● Records for processing:

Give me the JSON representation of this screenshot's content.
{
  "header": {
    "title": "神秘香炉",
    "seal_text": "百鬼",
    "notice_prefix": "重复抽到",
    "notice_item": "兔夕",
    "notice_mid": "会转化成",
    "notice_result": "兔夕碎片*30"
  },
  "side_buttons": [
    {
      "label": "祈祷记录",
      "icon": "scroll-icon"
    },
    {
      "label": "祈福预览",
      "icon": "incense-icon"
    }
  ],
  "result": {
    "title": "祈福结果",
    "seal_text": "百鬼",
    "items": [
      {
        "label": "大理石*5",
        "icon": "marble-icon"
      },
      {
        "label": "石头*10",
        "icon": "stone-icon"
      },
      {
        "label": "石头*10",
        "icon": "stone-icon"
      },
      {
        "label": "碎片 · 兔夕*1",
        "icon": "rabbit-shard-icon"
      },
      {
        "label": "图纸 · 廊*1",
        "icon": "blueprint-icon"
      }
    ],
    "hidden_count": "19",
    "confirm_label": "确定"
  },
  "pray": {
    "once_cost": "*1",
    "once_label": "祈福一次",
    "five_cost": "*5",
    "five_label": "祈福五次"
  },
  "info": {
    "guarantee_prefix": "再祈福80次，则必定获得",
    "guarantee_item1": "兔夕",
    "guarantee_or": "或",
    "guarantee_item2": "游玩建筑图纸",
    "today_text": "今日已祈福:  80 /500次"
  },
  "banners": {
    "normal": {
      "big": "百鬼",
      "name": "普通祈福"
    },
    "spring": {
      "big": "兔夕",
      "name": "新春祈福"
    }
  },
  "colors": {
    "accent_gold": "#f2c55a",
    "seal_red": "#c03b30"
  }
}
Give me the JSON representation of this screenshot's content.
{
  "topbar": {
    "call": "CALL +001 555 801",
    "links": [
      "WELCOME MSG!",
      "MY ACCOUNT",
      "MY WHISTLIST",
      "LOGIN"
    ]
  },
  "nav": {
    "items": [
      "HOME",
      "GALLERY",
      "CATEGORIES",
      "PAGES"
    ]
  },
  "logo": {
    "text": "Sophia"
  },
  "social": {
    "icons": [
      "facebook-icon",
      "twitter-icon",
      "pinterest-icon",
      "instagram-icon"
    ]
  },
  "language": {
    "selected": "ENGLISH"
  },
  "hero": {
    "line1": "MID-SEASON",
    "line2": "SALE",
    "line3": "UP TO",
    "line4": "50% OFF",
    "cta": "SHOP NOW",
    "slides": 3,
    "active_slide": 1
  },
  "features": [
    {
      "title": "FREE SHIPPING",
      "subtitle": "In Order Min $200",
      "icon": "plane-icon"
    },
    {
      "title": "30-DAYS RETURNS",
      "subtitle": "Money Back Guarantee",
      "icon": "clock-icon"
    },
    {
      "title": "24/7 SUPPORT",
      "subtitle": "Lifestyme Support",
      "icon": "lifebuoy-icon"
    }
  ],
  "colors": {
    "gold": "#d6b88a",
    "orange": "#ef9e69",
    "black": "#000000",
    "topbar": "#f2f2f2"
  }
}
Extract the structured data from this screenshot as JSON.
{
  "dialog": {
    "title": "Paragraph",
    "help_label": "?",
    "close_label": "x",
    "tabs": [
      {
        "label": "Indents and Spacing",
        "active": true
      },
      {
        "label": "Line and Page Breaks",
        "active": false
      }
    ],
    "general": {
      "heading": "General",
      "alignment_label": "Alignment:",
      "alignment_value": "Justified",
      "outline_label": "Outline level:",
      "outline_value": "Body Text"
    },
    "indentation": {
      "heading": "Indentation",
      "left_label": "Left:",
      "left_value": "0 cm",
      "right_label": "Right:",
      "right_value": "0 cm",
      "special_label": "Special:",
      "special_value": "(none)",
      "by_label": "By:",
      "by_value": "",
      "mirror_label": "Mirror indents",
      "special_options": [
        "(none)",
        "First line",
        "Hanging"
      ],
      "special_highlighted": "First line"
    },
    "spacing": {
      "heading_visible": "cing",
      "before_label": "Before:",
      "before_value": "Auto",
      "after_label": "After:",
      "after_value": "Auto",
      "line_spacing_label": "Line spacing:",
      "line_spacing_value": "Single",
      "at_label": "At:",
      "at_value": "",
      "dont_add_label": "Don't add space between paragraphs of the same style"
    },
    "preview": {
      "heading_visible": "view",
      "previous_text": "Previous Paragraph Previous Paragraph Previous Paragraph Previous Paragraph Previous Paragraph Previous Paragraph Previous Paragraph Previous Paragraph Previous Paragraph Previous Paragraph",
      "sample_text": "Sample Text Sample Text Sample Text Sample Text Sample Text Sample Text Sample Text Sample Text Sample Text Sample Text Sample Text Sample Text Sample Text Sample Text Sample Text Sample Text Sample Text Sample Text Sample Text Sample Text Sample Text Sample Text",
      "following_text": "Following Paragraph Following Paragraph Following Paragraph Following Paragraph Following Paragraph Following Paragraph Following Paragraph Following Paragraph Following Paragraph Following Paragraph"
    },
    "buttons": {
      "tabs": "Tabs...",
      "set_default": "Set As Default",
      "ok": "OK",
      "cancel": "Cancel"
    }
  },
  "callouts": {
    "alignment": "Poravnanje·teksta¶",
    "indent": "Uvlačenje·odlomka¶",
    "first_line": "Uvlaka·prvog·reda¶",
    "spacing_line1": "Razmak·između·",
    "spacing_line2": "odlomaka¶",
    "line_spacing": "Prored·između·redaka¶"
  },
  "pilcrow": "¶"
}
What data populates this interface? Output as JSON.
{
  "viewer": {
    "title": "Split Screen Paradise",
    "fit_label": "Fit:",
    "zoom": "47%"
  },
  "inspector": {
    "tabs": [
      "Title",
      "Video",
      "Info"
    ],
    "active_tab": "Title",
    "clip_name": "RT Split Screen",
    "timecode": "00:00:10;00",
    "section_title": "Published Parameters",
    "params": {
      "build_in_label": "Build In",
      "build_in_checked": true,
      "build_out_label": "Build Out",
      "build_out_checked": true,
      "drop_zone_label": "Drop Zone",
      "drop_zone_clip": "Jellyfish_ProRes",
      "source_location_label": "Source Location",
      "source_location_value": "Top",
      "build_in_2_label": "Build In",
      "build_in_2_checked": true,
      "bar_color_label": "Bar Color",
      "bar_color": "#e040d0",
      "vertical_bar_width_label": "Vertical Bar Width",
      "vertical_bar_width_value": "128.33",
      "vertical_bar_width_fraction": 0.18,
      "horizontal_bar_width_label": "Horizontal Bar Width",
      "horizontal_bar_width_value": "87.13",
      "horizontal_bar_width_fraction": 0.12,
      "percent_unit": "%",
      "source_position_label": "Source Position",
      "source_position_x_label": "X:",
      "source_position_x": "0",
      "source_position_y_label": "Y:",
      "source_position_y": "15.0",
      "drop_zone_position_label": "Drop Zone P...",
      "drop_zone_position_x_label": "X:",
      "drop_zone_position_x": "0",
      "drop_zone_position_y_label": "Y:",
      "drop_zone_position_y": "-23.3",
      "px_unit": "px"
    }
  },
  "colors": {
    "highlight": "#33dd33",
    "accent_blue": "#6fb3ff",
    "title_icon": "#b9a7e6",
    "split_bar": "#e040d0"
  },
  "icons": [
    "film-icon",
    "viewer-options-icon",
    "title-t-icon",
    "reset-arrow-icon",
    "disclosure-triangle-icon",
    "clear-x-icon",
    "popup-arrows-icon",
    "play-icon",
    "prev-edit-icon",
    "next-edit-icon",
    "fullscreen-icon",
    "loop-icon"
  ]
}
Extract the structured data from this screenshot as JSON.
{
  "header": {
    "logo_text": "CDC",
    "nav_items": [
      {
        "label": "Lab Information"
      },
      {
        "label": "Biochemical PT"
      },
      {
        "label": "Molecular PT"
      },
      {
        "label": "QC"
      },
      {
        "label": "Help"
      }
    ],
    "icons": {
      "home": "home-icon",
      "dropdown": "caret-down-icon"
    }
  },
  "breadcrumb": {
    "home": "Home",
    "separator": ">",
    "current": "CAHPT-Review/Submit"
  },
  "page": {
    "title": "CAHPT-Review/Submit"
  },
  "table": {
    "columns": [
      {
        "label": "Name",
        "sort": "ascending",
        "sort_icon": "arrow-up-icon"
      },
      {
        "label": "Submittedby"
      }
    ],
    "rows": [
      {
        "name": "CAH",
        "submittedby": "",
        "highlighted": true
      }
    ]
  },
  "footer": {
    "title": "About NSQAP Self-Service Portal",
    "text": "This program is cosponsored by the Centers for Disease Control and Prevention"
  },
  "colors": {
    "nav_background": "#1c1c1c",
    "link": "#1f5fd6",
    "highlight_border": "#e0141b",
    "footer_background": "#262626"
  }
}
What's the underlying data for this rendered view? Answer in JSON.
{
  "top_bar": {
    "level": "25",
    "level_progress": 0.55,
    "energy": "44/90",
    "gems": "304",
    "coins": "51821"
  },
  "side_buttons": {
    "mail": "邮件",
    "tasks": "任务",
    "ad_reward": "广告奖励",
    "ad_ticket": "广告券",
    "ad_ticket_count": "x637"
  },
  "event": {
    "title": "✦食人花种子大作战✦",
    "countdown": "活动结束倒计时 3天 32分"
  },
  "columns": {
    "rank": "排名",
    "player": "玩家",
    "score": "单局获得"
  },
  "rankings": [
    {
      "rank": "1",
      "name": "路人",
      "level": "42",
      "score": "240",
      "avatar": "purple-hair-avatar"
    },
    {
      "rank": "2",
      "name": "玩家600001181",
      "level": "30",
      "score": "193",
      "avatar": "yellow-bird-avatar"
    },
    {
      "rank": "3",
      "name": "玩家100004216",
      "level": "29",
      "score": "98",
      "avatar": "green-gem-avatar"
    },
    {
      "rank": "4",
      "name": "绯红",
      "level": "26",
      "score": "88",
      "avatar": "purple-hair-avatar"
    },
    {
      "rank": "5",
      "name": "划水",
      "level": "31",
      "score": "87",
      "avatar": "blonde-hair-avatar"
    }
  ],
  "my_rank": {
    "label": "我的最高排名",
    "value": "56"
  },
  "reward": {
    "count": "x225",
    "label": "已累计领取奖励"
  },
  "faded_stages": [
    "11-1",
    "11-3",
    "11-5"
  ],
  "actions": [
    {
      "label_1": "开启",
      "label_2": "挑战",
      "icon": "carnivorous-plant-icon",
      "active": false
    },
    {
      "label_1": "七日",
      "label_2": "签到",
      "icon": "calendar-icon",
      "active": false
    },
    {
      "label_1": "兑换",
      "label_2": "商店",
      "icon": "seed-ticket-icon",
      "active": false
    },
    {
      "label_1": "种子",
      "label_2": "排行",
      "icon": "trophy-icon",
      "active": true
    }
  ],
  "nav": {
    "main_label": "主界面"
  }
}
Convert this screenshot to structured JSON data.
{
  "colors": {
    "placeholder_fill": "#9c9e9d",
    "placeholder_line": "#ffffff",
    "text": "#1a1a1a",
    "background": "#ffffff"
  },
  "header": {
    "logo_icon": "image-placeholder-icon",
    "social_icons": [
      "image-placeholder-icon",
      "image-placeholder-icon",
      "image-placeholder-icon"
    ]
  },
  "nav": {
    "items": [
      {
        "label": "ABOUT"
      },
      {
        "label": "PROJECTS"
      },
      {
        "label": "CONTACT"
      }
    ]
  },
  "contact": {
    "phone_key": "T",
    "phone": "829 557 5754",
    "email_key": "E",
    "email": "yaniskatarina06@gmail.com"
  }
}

● What the task requires:
In the records above, return only the line that contains "Convert this screenshot" and every line after it through the last, exactly as they appear.

● Solved problem:
Convert this screenshot to structured JSON data.
{
  "colors": {
    "placeholder_fill": "#9c9e9d",
    "placeholder_line": "#ffffff",
    "text": "#1a1a1a",
    "background": "#ffffff"
  },
  "header": {
    "logo_icon": "image-placeholder-icon",
    "social_icons": [
      "image-placeholder-icon",
      "image-placeholder-icon",
      "image-placeholder-icon"
    ]
  },
  "nav": {
    "items": [
      {
        "label": "ABOUT"
      },
      {
        "label": "PROJECTS"
      },
      {
        "label": "CONTACT"
      }
    ]
  },
  "contact": {
    "phone_key": "T",
    "phone": "829 557 5754",
    "email_key": "E",
    "email": "yaniskatarina06@gmail.com"
  }
}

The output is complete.